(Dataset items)
———

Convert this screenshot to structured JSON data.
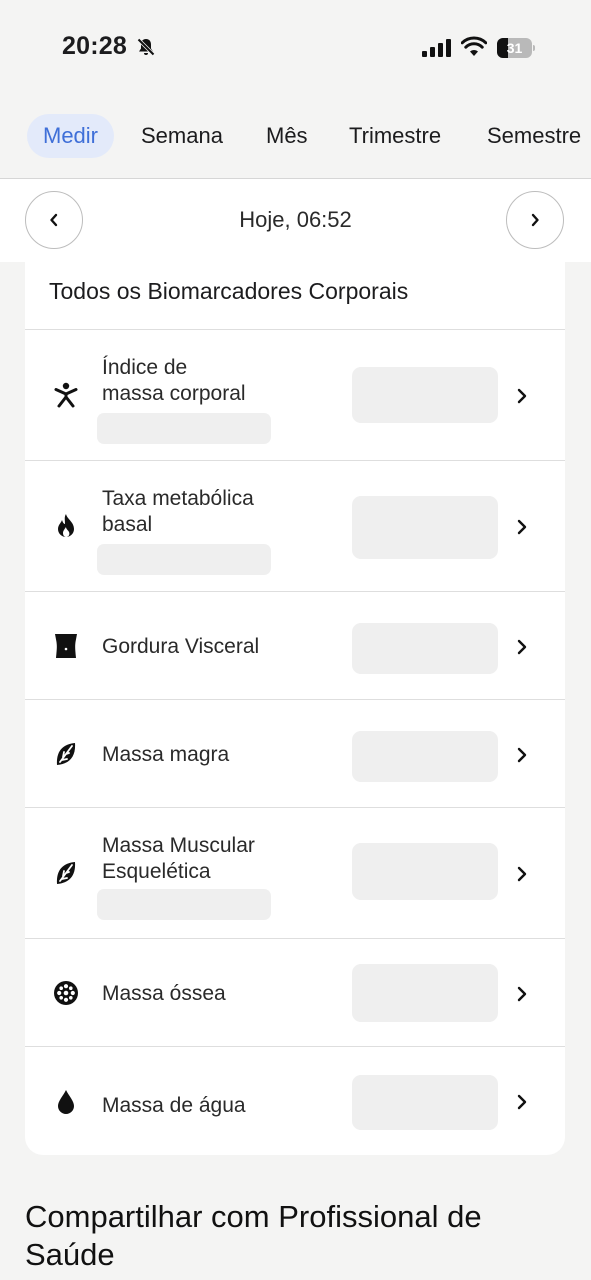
{
  "status_bar": {
    "time": "20:28",
    "battery": "31",
    "battery_level": 0.31
  },
  "tabs": [
    {
      "label": "Medir",
      "active": true
    },
    {
      "label": "Semana",
      "active": false
    },
    {
      "label": "Mês",
      "active": false
    },
    {
      "label": "Trimestre",
      "active": false
    },
    {
      "label": "Semestre",
      "active": false
    }
  ],
  "date_nav": {
    "label": "Hoje, 06:52"
  },
  "card": {
    "title": "Todos os Biomarcadores Corporais",
    "rows": [
      {
        "label": "Índice de\nmassa corporal",
        "icon": "person-icon"
      },
      {
        "label": "Taxa metabólica\nbasal",
        "icon": "flame-icon"
      },
      {
        "label": "Gordura Visceral",
        "icon": "waist-icon"
      },
      {
        "label": "Massa magra",
        "icon": "leaf-icon"
      },
      {
        "label": "Massa Muscular\nEsquelética",
        "icon": "leaf-icon"
      },
      {
        "label": "Massa óssea",
        "icon": "bone-density-icon"
      },
      {
        "label": "Massa de água",
        "icon": "water-drop-icon"
      }
    ]
  },
  "share": {
    "title": "Compartilhar com Profissional de Saúde"
  },
  "colors": {
    "accent": "#3f6fd8",
    "tab_active_bg": "#e3eafa",
    "placeholder": "#efefef"
  }
}
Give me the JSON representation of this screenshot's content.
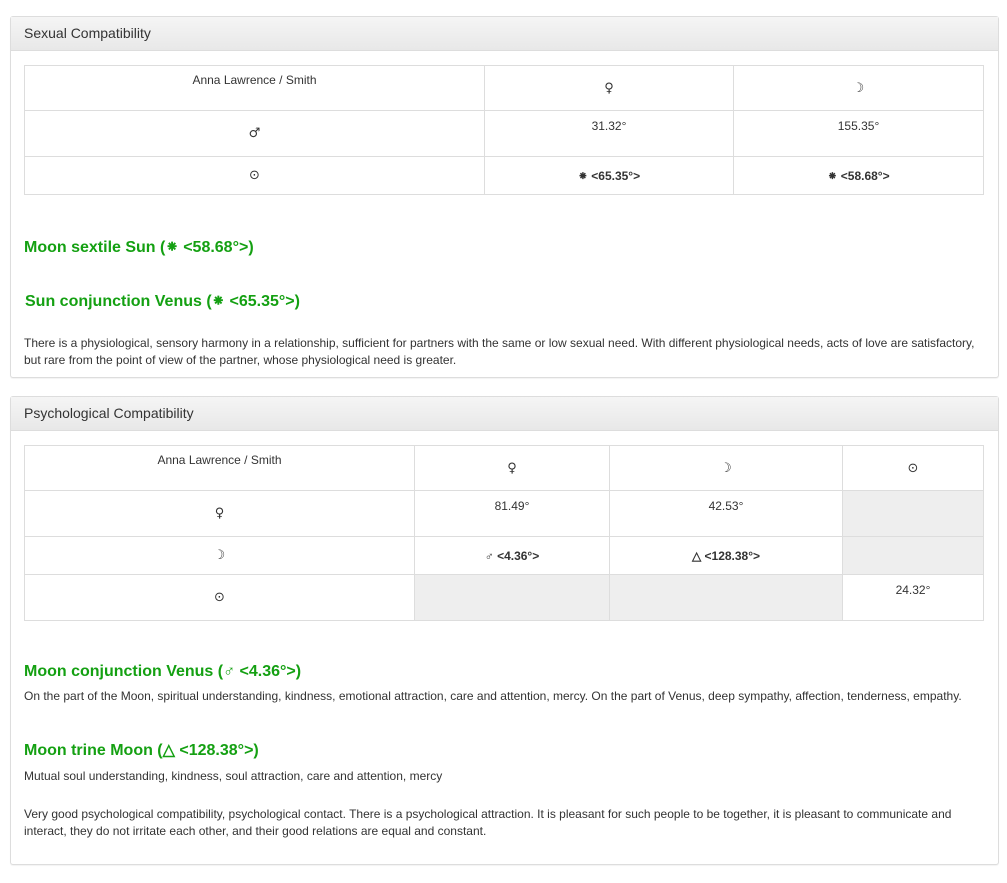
{
  "sexual": {
    "title": "Sexual Compatibility",
    "table": {
      "corner": "Anna Lawrence / Smith",
      "col1": "♀",
      "col2": "☽",
      "row1": {
        "symbol": "♂",
        "c1": "31.32°",
        "c2": "155.35°"
      },
      "row2": {
        "symbol": "⊙",
        "c1": "⁕ <65.35°>",
        "c2": "⁕ <58.68°>"
      }
    },
    "aspect1": "Moon sextile Sun (⁕ <58.68°>)",
    "aspect2": "Sun conjunction Venus (⁕ <65.35°>)",
    "summary": "There is a physiological, sensory harmony in a relationship, sufficient for partners with the same or low sexual need. With different physiological needs, acts of love are satisfactory, but rare from the point of view of the partner, whose physiological need is greater."
  },
  "psych": {
    "title": "Psychological Compatibility",
    "table": {
      "corner": "Anna Lawrence / Smith",
      "col1": "♀",
      "col2": "☽",
      "col3": "⊙",
      "row1": {
        "symbol": "♀",
        "c1": "81.49°",
        "c2": "42.53°"
      },
      "row2": {
        "symbol": "☽",
        "c1": "♂ <4.36°>",
        "c2": "△ <128.38°>"
      },
      "row3": {
        "symbol": "⊙",
        "c3": "24.32°"
      }
    },
    "aspect1": "Moon conjunction Venus (♂ <4.36°>)",
    "aspect1_desc": "On the part of the Moon, spiritual understanding, kindness, emotional attraction, care and attention, mercy. On the part of Venus, deep sympathy, affection, tenderness, empathy.",
    "aspect2": "Moon trine Moon (△ <128.38°>)",
    "aspect2_desc": "Mutual soul understanding, kindness, soul attraction, care and attention, mercy",
    "summary": "Very good psychological compatibility, psychological contact. There is a psychological attraction. It is pleasant for such people to be together, it is pleasant to communicate and interact, they do not irritate each other, and their good relations are equal and constant."
  },
  "colors": {
    "accent_green": "#14a012",
    "border": "#dddddd",
    "empty_cell": "#eeeeee"
  }
}
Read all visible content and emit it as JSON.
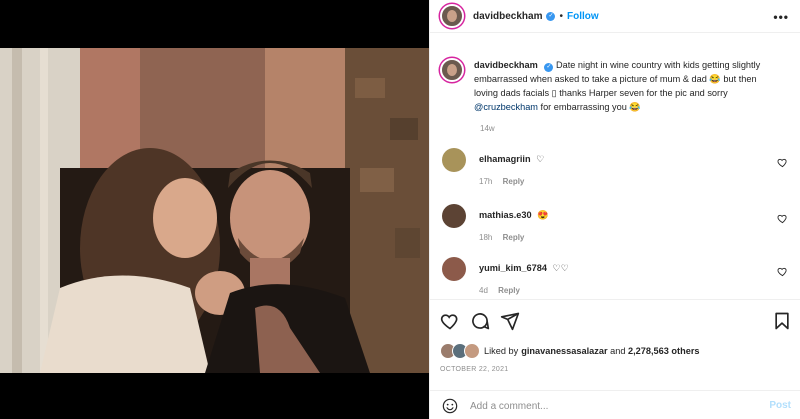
{
  "post": {
    "username": "davidbeckham",
    "verified_glyph": "✓",
    "dot": "•",
    "follow_label": "Follow",
    "more_label": "•••",
    "caption": {
      "username": "davidbeckham",
      "text_before": "Date night in wine country with kids getting slightly embarrassed when asked to take a picture of mum & dad 😂 but then loving dads facials ▯ thanks Harper seven for the pic and sorry ",
      "mention": "@cruzbeckham",
      "text_after": " for embarrassing you 😂",
      "time": "14w"
    },
    "comments": [
      {
        "username": "elhamagriin",
        "text": "♡",
        "time": "17h",
        "reply_label": "Reply"
      },
      {
        "username": "mathias.e30",
        "text": "😍",
        "time": "18h",
        "reply_label": "Reply"
      },
      {
        "username": "yumi_kim_6784",
        "text": "♡♡",
        "time": "4d",
        "reply_label": "Reply"
      }
    ],
    "likes": {
      "prefix": "Liked by ",
      "user": "ginavanessasalazar",
      "middle": " and ",
      "count": "2,278,563 others"
    },
    "date": "OCTOBER 22, 2021",
    "add_comment_placeholder": "Add a comment...",
    "post_label": "Post"
  },
  "icons": {
    "heart": "heart-icon",
    "comment": "comment-icon",
    "share": "share-icon",
    "save": "bookmark-icon",
    "emoji": "emoji-icon"
  },
  "colors": {
    "accent": "#0095f6",
    "verified": "#3897f0",
    "muted": "#8e8e8e"
  }
}
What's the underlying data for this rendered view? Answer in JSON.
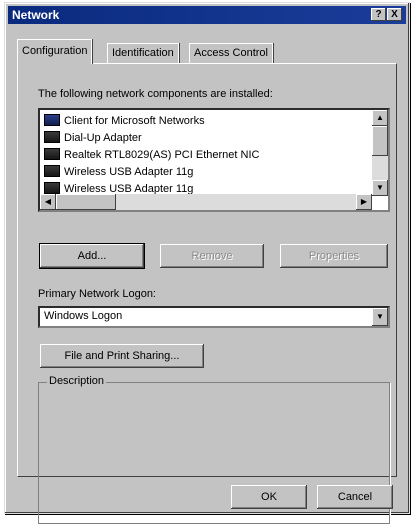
{
  "window": {
    "title": "Network"
  },
  "titlebar": {
    "help_label": "?",
    "close_label": "X"
  },
  "tabs": [
    {
      "label": "Configuration",
      "active": true
    },
    {
      "label": "Identification",
      "active": false
    },
    {
      "label": "Access Control",
      "active": false
    }
  ],
  "configuration": {
    "installed_label": "The following network components are installed:",
    "components": [
      {
        "label": "Client for Microsoft Networks",
        "icon": "network-client-icon"
      },
      {
        "label": "Dial-Up Adapter",
        "icon": "network-adapter-icon"
      },
      {
        "label": "Realtek RTL8029(AS) PCI Ethernet NIC",
        "icon": "network-adapter-icon"
      },
      {
        "label": "Wireless USB Adapter 11g",
        "icon": "network-adapter-icon"
      },
      {
        "label": "Wireless USB Adapter 11g",
        "icon": "network-adapter-icon"
      }
    ],
    "buttons": {
      "add": "Add...",
      "remove": "Remove",
      "properties": "Properties"
    },
    "logon_label": "Primary Network Logon:",
    "logon_value": "Windows Logon",
    "file_print_label": "File and Print Sharing...",
    "description_label": "Description"
  },
  "footer": {
    "ok": "OK",
    "cancel": "Cancel"
  }
}
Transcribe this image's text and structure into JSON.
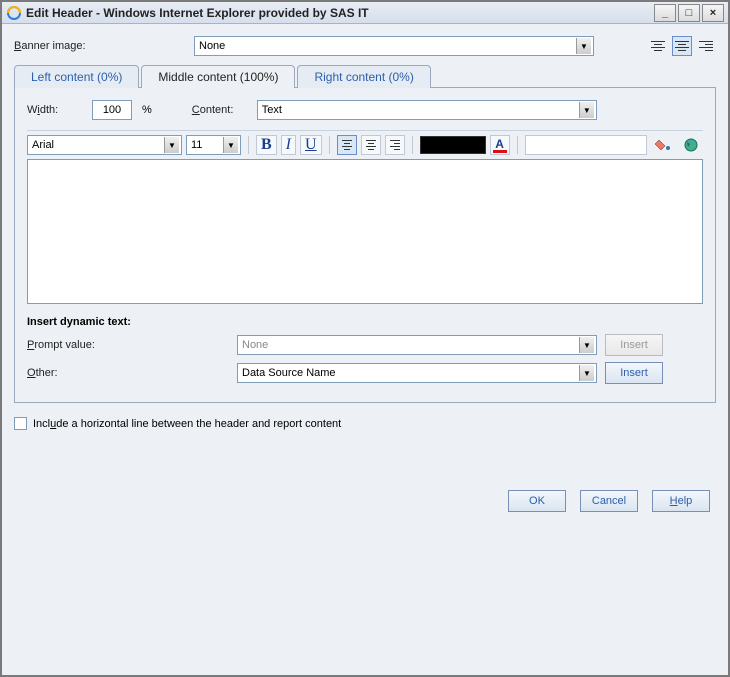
{
  "window": {
    "title": "Edit Header - Windows Internet Explorer provided by SAS IT"
  },
  "banner": {
    "label": "Banner image:",
    "value": "None"
  },
  "tabs": {
    "left": "Left content (0%)",
    "middle": "Middle content (100%)",
    "right": "Right content (0%)"
  },
  "form": {
    "width_label": "Width:",
    "width_value": "100",
    "width_unit": "%",
    "content_label": "Content:",
    "content_value": "Text"
  },
  "toolbar": {
    "font": "Arial",
    "size": "11"
  },
  "dynamic": {
    "section_label": "Insert dynamic text:",
    "prompt_label": "Prompt value:",
    "prompt_value": "None",
    "other_label": "Other:",
    "other_value": "Data Source Name",
    "insert_btn": "Insert"
  },
  "checkbox": {
    "label_before": "Incl",
    "label_u": "u",
    "label_after": "de a horizontal line between the header and report content"
  },
  "buttons": {
    "ok": "OK",
    "cancel": "Cancel",
    "help": "Help"
  }
}
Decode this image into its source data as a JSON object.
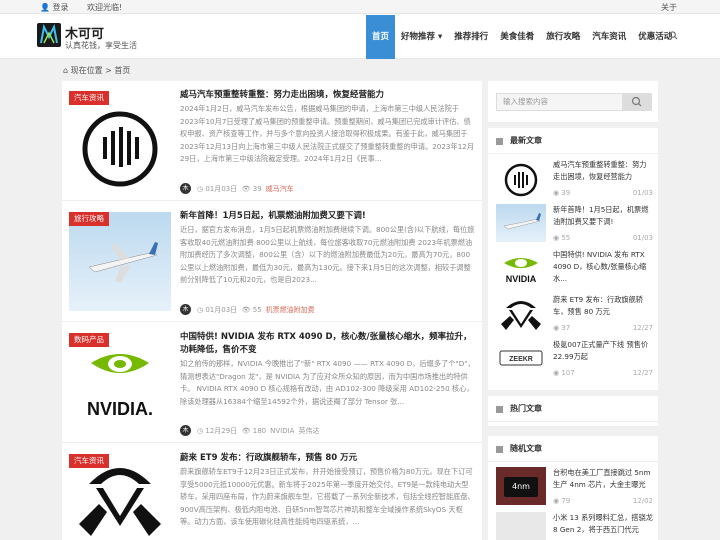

———

- [Short task]: Set down all the data again exactly as above, pictures excluded.

- [Response to this task]:
Convert this screenshot to structured JSON data.
{
  "status_bar": {
    "time": "20:28",
    "battery": "31",
    "battery_level": 0.31
  },
  "tabs": [
    {
      "label": "Medir",
      "active": true
    },
    {
      "label": "Semana",
      "active": false
    },
    {
      "label": "Mês",
      "active": false
    },
    {
      "label": "Trimestre",
      "active": false
    },
    {
      "label": "Semestre",
      "active": false
    }
  ],
  "date_nav": {
    "label": "Hoje, 06:52"
  },
  "card": {
    "title": "Todos os Biomarcadores Corporais",
    "rows": [
      {
        "label": "Índice de\nmassa corporal",
        "icon": "person-icon"
      },
      {
        "label": "Taxa metabólica\nbasal",
        "icon": "flame-icon"
      },
      {
        "label": "Gordura Visceral",
        "icon": "waist-icon"
      },
      {
        "label": "Massa magra",
        "icon": "leaf-icon"
      },
      {
        "label": "Massa Muscular\nEsquelética",
        "icon": "leaf-icon"
      },
      {
        "label": "Massa óssea",
        "icon": "bone-density-icon"
      },
      {
        "label": "Massa de água",
        "icon": "water-drop-icon"
      }
    ]
  },
  "share": {
    "title": "Compartilhar com Profissional de Saúde"
  },
  "colors": {
    "accent": "#3f6fd8",
    "tab_active_bg": "#e3eafa",
    "placeholder": "#efefef"
  }
}
Give me the JSON representation of this screenshot's content.
{
  "sexual": {
    "title": "Sexual Compatibility",
    "table": {
      "corner": "Anna Lawrence / Smith",
      "col1": "♀",
      "col2": "☽",
      "row1": {
        "symbol": "♂",
        "c1": "31.32°",
        "c2": "155.35°"
      },
      "row2": {
        "symbol": "⊙",
        "c1": "⁕ <65.35°>",
        "c2": "⁕ <58.68°>"
      }
    },
    "aspect1": "Moon sextile Sun (⁕ <58.68°>)",
    "aspect2": "Sun conjunction Venus (⁕ <65.35°>)",
    "summary": "There is a physiological, sensory harmony in a relationship, sufficient for partners with the same or low sexual need. With different physiological needs, acts of love are satisfactory, but rare from the point of view of the partner, whose physiological need is greater."
  },
  "psych": {
    "title": "Psychological Compatibility",
    "table": {
      "corner": "Anna Lawrence / Smith",
      "col1": "♀",
      "col2": "☽",
      "col3": "⊙",
      "row1": {
        "symbol": "♀",
        "c1": "81.49°",
        "c2": "42.53°"
      },
      "row2": {
        "symbol": "☽",
        "c1": "♂ <4.36°>",
        "c2": "△ <128.38°>"
      },
      "row3": {
        "symbol": "⊙",
        "c3": "24.32°"
      }
    },
    "aspect1": "Moon conjunction Venus (♂ <4.36°>)",
    "aspect1_desc": "On the part of the Moon, spiritual understanding, kindness, emotional attraction, care and attention, mercy. On the part of Venus, deep sympathy, affection, tenderness, empathy.",
    "aspect2": "Moon trine Moon (△ <128.38°>)",
    "aspect2_desc": "Mutual soul understanding, kindness, soul attraction, care and attention, mercy",
    "summary": "Very good psychological compatibility, psychological contact. There is a psychological attraction. It is pleasant for such people to be together, it is pleasant to communicate and interact, they do not irritate each other, and their good relations are equal and constant."
  },
  "colors": {
    "accent_green": "#14a012",
    "border": "#dddddd",
    "empty_cell": "#eeeeee"
  }
}
Read all visible content and emit it as JSON.
{
  "post": {
    "username": "davidbeckham",
    "verified_glyph": "✓",
    "dot": "•",
    "follow_label": "Follow",
    "more_label": "•••",
    "caption": {
      "username": "davidbeckham",
      "text_before": "Date night in wine country with kids getting slightly embarrassed when asked to take a picture of mum & dad 😂 but then loving dads facials ▯ thanks Harper seven for the pic and sorry ",
      "mention": "@cruzbeckham",
      "text_after": " for embarrassing you 😂",
      "time": "14w"
    },
    "comments": [
      {
        "username": "elhamagriin",
        "text": "♡",
        "time": "17h",
        "reply_label": "Reply"
      },
      {
        "username": "mathias.e30",
        "text": "😍",
        "time": "18h",
        "reply_label": "Reply"
      },
      {
        "username": "yumi_kim_6784",
        "text": "♡♡",
        "time": "4d",
        "reply_label": "Reply"
      }
    ],
    "likes": {
      "prefix": "Liked by ",
      "user": "ginavanessasalazar",
      "middle": " and ",
      "count": "2,278,563 others"
    },
    "date": "OCTOBER 22, 2021",
    "add_comment_placeholder": "Add a comment...",
    "post_label": "Post"
  },
  "icons": {
    "heart": "heart-icon",
    "comment": "comment-icon",
    "share": "share-icon",
    "save": "bookmark-icon",
    "emoji": "emoji-icon"
  },
  "colors": {
    "accent": "#0095f6",
    "verified": "#3897f0",
    "muted": "#8e8e8e"
  }
}
What's the underlying data for this rendered view? Answer in JSON.
{
  "window": {
    "title": "Network"
  },
  "titlebar": {
    "help_label": "?",
    "close_label": "X"
  },
  "tabs": [
    {
      "label": "Configuration",
      "active": true
    },
    {
      "label": "Identification",
      "active": false
    },
    {
      "label": "Access Control",
      "active": false
    }
  ],
  "configuration": {
    "installed_label": "The following network components are installed:",
    "components": [
      {
        "label": "Client for Microsoft Networks",
        "icon": "network-client-icon"
      },
      {
        "label": "Dial-Up Adapter",
        "icon": "network-adapter-icon"
      },
      {
        "label": "Realtek RTL8029(AS) PCI Ethernet NIC",
        "icon": "network-adapter-icon"
      },
      {
        "label": "Wireless USB Adapter 11g",
        "icon": "network-adapter-icon"
      },
      {
        "label": "Wireless USB Adapter 11g",
        "icon": "network-adapter-icon"
      }
    ],
    "buttons": {
      "add": "Add...",
      "remove": "Remove",
      "properties": "Properties"
    },
    "logon_label": "Primary Network Logon:",
    "logon_value": "Windows Logon",
    "file_print_label": "File and Print Sharing...",
    "description_label": "Description"
  },
  "footer": {
    "ok": "OK",
    "cancel": "Cancel"
  }
}
Transcribe this image's text and structure into JSON.
{
  "window": {
    "title": "Edit Header - Windows Internet Explorer provided by SAS IT"
  },
  "banner": {
    "label": "Banner image:",
    "value": "None"
  },
  "tabs": {
    "left": "Left content (0%)",
    "middle": "Middle content (100%)",
    "right": "Right content (0%)"
  },
  "form": {
    "width_label": "Width:",
    "width_value": "100",
    "width_unit": "%",
    "content_label": "Content:",
    "content_value": "Text"
  },
  "toolbar": {
    "font": "Arial",
    "size": "11"
  },
  "dynamic": {
    "section_label": "Insert dynamic text:",
    "prompt_label": "Prompt value:",
    "prompt_value": "None",
    "other_label": "Other:",
    "other_value": "Data Source Name",
    "insert_btn": "Insert"
  },
  "checkbox": {
    "label_before": "Incl",
    "label_u": "u",
    "label_after": "de a horizontal line between the header and report content"
  },
  "buttons": {
    "ok": "OK",
    "cancel": "Cancel",
    "help": "Help"
  }
}
Decode this image into its source data as a JSON object.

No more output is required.